* _The exercise_: Set down precisely the lines from the line with "Give me the JSON representation of this screenshot's content." through the end of the material, inclusive, and no pictures.

---------- Stored rows

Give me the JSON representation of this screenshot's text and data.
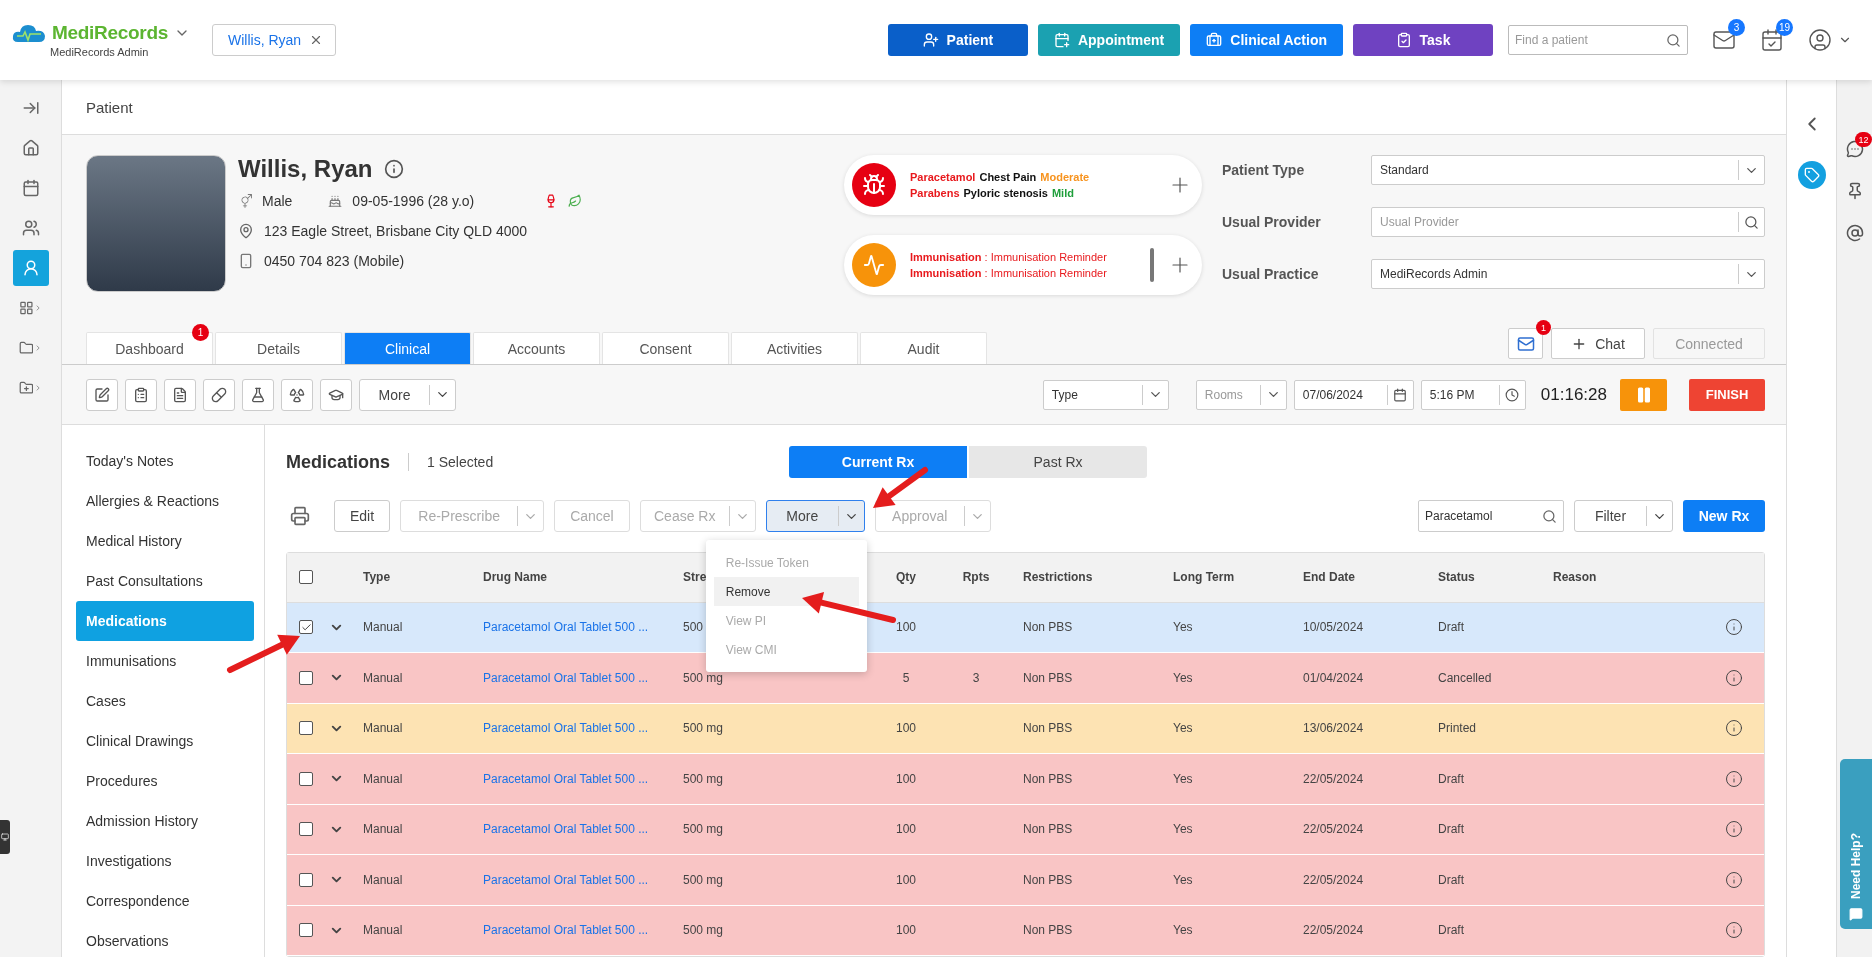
{
  "header": {
    "brand": "MediRecords",
    "brand_subtitle": "MediRecords Admin",
    "open_patient": "Willis, Ryan",
    "actions": [
      {
        "label": "Patient",
        "kind": "patient",
        "color": "#0a5fc9"
      },
      {
        "label": "Appointment",
        "kind": "appointment",
        "color": "#1ba1b1"
      },
      {
        "label": "Clinical Action",
        "kind": "clinical",
        "color": "#0d7ef5"
      },
      {
        "label": "Task",
        "kind": "task",
        "color": "#6f42c1"
      }
    ],
    "search": {
      "placeholder": "Find a patient"
    },
    "mail_badge": "3",
    "calendar_badge": "19"
  },
  "breadcrumb": "Patient",
  "patient": {
    "name": "Willis, Ryan",
    "gender": "Male",
    "dob": "09-05-1996 (28 y.o)",
    "address": "123 Eagle Street, Brisbane City QLD 4000",
    "phone": "0450 704 823 (Mobile)"
  },
  "allergies": [
    {
      "substance": "Paracetamol",
      "reaction": "Chest Pain",
      "severity": "Moderate",
      "color": "#f7931e"
    },
    {
      "substance": "Parabens",
      "reaction": "Pyloric stenosis",
      "severity": "Mild",
      "color": "#1e9e3a"
    }
  ],
  "reminders": [
    {
      "text": "**Immunisation** : Immunisation Reminder"
    },
    {
      "text": "**Immunisation** : Immunisation Reminder"
    }
  ],
  "fields": [
    {
      "label": "Patient Type",
      "kind": "select",
      "value": "Standard"
    },
    {
      "label": "Usual Provider",
      "kind": "search",
      "placeholder": "Usual Provider"
    },
    {
      "label": "Usual Practice",
      "kind": "select",
      "value": "MediRecords Admin"
    }
  ],
  "messages_badge": "1",
  "chat": "Chat",
  "connection": "Connected",
  "tabs": [
    {
      "label": "Dashboard",
      "selected": false,
      "badge": "1"
    },
    {
      "label": "Details",
      "selected": false
    },
    {
      "label": "Clinical",
      "selected": true
    },
    {
      "label": "Accounts",
      "selected": false
    },
    {
      "label": "Consent",
      "selected": false
    },
    {
      "label": "Activities",
      "selected": false
    },
    {
      "label": "Audit",
      "selected": false
    }
  ],
  "toolbar": {
    "more": "More",
    "type_placeholder": "Type",
    "rooms_placeholder": "Rooms",
    "date": "07/06/2024",
    "time": "5:16 PM",
    "timer": "01:16:28",
    "finish": "FINISH"
  },
  "side_panel": {
    "chat_badge": "12",
    "help": "Need Help?"
  },
  "nav": [
    {
      "label": "Today's Notes",
      "selected": false
    },
    {
      "label": "Allergies & Reactions",
      "selected": false
    },
    {
      "label": "Medical History",
      "selected": false
    },
    {
      "label": "Past Consultations",
      "selected": false
    },
    {
      "label": "Medications",
      "selected": true
    },
    {
      "label": "Immunisations",
      "selected": false
    },
    {
      "label": "Cases",
      "selected": false
    },
    {
      "label": "Clinical Drawings",
      "selected": false
    },
    {
      "label": "Procedures",
      "selected": false
    },
    {
      "label": "Admission History",
      "selected": false
    },
    {
      "label": "Investigations",
      "selected": false
    },
    {
      "label": "Correspondence",
      "selected": false
    },
    {
      "label": "Observations",
      "selected": false
    }
  ],
  "medications": {
    "title": "Medications",
    "selection": "1 Selected",
    "views": [
      {
        "label": "Current Rx",
        "selected": true
      },
      {
        "label": "Past Rx",
        "selected": false
      }
    ],
    "actions": [
      {
        "label": "Edit",
        "disabled": false,
        "split": false,
        "open": false
      },
      {
        "label": "Re-Prescribe",
        "disabled": true,
        "split": true,
        "open": false
      },
      {
        "label": "Cancel",
        "disabled": true,
        "split": false,
        "open": false
      },
      {
        "label": "Cease Rx",
        "disabled": true,
        "split": true,
        "open": false
      },
      {
        "label": "More",
        "disabled": false,
        "split": true,
        "open": true
      },
      {
        "label": "Approval",
        "disabled": true,
        "split": true,
        "open": false
      }
    ],
    "more_menu": [
      {
        "label": "Re-Issue Token",
        "disabled": true,
        "highlighted": false
      },
      {
        "label": "Remove",
        "disabled": false,
        "highlighted": true
      },
      {
        "label": "View PI",
        "disabled": true,
        "highlighted": false
      },
      {
        "label": "View CMI",
        "disabled": true,
        "highlighted": false
      }
    ],
    "search": "Paracetamol",
    "filter": "Filter",
    "new": "New Rx",
    "select_all": false,
    "columns": [
      "Type",
      "Drug Name",
      "Stre",
      "Qty",
      "Rpts",
      "Restrictions",
      "Long Term",
      "End Date",
      "Status",
      "Reason"
    ],
    "rows": [
      {
        "checked": true,
        "color": "#d7e8fb",
        "type": "Manual",
        "drug": "Paracetamol Oral Tablet 500 ...",
        "strength": "500",
        "qty": "100",
        "restrictions": "Non PBS",
        "long_term": "Yes",
        "end_date": "10/05/2024",
        "status": "Draft"
      },
      {
        "checked": false,
        "color": "#f9c5c5",
        "type": "Manual",
        "drug": "Paracetamol Oral Tablet 500 ...",
        "strength": "500 mg",
        "qty": "5",
        "rpts": "3",
        "restrictions": "Non PBS",
        "long_term": "Yes",
        "end_date": "01/04/2024",
        "status": "Cancelled"
      },
      {
        "checked": false,
        "color": "#fde3b3",
        "type": "Manual",
        "drug": "Paracetamol Oral Tablet 500 ...",
        "strength": "500 mg",
        "qty": "100",
        "restrictions": "Non PBS",
        "long_term": "Yes",
        "end_date": "13/06/2024",
        "status": "Printed"
      },
      {
        "checked": false,
        "color": "#f9c5c5",
        "type": "Manual",
        "drug": "Paracetamol Oral Tablet 500 ...",
        "strength": "500 mg",
        "qty": "100",
        "restrictions": "Non PBS",
        "long_term": "Yes",
        "end_date": "22/05/2024",
        "status": "Draft"
      },
      {
        "checked": false,
        "color": "#f9c5c5",
        "type": "Manual",
        "drug": "Paracetamol Oral Tablet 500 ...",
        "strength": "500 mg",
        "qty": "100",
        "restrictions": "Non PBS",
        "long_term": "Yes",
        "end_date": "22/05/2024",
        "status": "Draft"
      },
      {
        "checked": false,
        "color": "#f9c5c5",
        "type": "Manual",
        "drug": "Paracetamol Oral Tablet 500 ...",
        "strength": "500 mg",
        "qty": "100",
        "restrictions": "Non PBS",
        "long_term": "Yes",
        "end_date": "22/05/2024",
        "status": "Draft"
      },
      {
        "checked": false,
        "color": "#f9c5c5",
        "type": "Manual",
        "drug": "Paracetamol Oral Tablet 500 ...",
        "strength": "500 mg",
        "qty": "100",
        "restrictions": "Non PBS",
        "long_term": "Yes",
        "end_date": "22/05/2024",
        "status": "Draft"
      }
    ]
  }
}
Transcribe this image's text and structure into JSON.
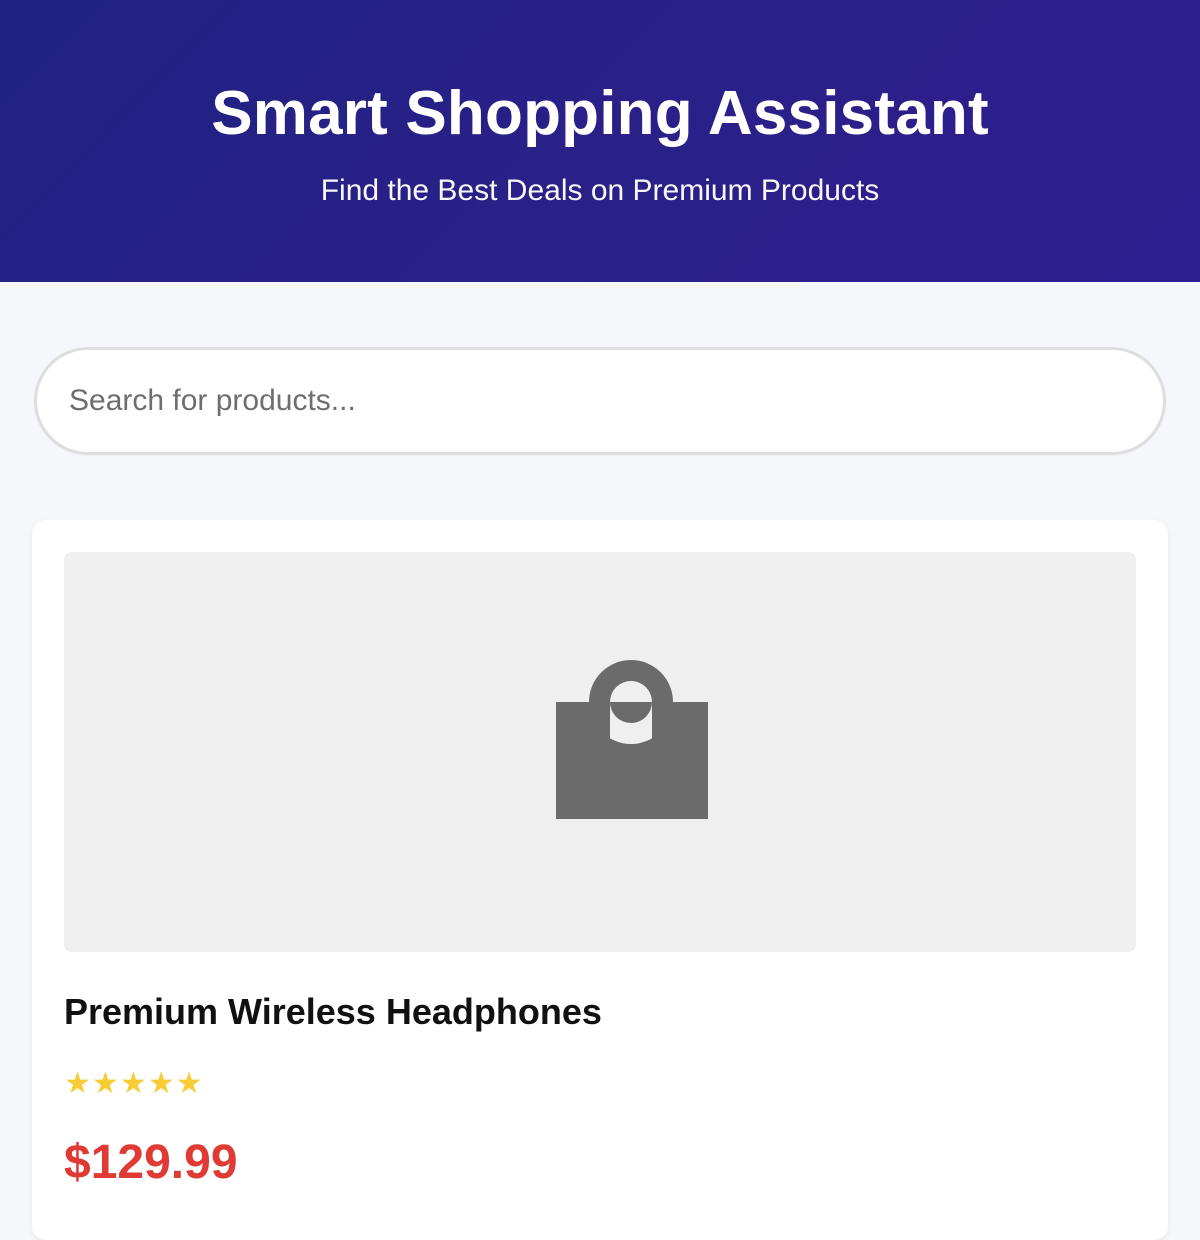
{
  "header": {
    "title": "Smart Shopping Assistant",
    "subtitle": "Find the Best Deals on Premium Products"
  },
  "search": {
    "placeholder": "Search for products...",
    "value": ""
  },
  "product": {
    "image_icon": "shopping-bag-icon",
    "name": "Premium Wireless Headphones",
    "rating": 5,
    "rating_max": 5,
    "price": "$129.99"
  },
  "colors": {
    "header_start": "#1f2281",
    "header_end": "#2e1d8f",
    "page_background": "#f6f7fb",
    "star": "#f7cc35",
    "price": "#e03a35",
    "icon": "#6b6b6b"
  }
}
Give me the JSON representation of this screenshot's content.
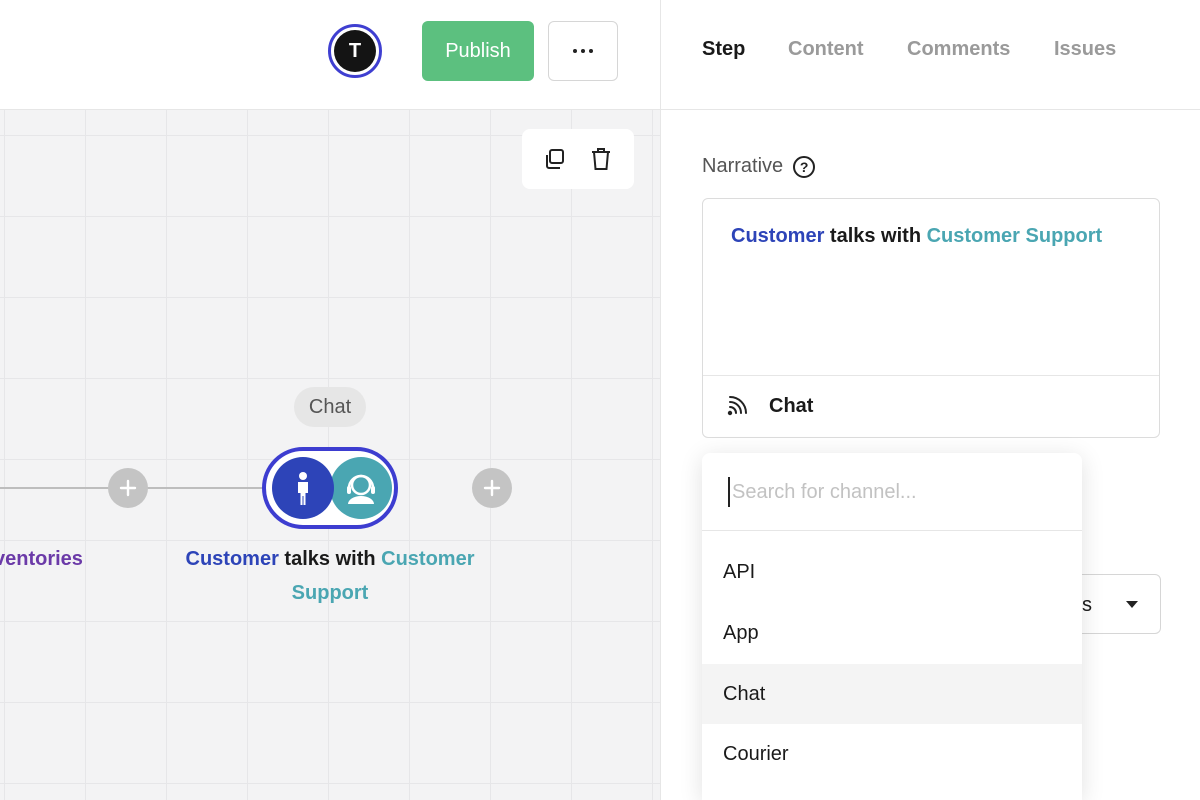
{
  "topbar": {
    "avatar_initial": "T",
    "publish_label": "Publish"
  },
  "canvas": {
    "left_node_caption": "ventories",
    "edge_chip": "Chat",
    "node_caption": {
      "actor": "Customer",
      "verb": " talks with ",
      "target": "Customer Support"
    }
  },
  "panel": {
    "tabs": [
      {
        "label": "Step",
        "active": true
      },
      {
        "label": "Content",
        "active": false
      },
      {
        "label": "Comments",
        "active": false
      },
      {
        "label": "Issues",
        "active": false
      }
    ],
    "narrative": {
      "label": "Narrative",
      "help": "?",
      "actor": "Customer",
      "verb": " talks with ",
      "target": "Customer Support",
      "channel": "Chat"
    },
    "behind_select_value": "s",
    "dropdown": {
      "search_placeholder": "Search for channel...",
      "search_value": "",
      "options": [
        "API",
        "App",
        "Chat",
        "Courier"
      ],
      "hovered": "Chat"
    }
  },
  "colors": {
    "actor_blue": "#2d44b8",
    "target_teal": "#4aa6b2",
    "publish_green": "#5cc07f",
    "node_border": "#3d3dd0",
    "left_caption_purple": "#6b3aa8"
  }
}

--------------------

* _Solution to this problem_:
Give me the JSON representation of this screenshot's content.
{
  "topbar": {
    "avatar_initial": "T",
    "publish_label": "Publish"
  },
  "canvas": {
    "left_node_caption": "ventories",
    "edge_chip": "Chat",
    "node_caption": {
      "actor": "Customer",
      "verb": " talks with ",
      "target": "Customer Support"
    }
  },
  "panel": {
    "tabs": [
      {
        "label": "Step",
        "active": true
      },
      {
        "label": "Content",
        "active": false
      },
      {
        "label": "Comments",
        "active": false
      },
      {
        "label": "Issues",
        "active": false
      }
    ],
    "narrative": {
      "label": "Narrative",
      "help": "?",
      "actor": "Customer",
      "verb": " talks with ",
      "target": "Customer Support",
      "channel": "Chat"
    },
    "behind_select_value": "s",
    "dropdown": {
      "search_placeholder": "Search for channel...",
      "search_value": "",
      "options": [
        "API",
        "App",
        "Chat",
        "Courier"
      ],
      "hovered": "Chat"
    }
  },
  "colors": {
    "actor_blue": "#2d44b8",
    "target_teal": "#4aa6b2",
    "publish_green": "#5cc07f",
    "node_border": "#3d3dd0",
    "left_caption_purple": "#6b3aa8"
  }
}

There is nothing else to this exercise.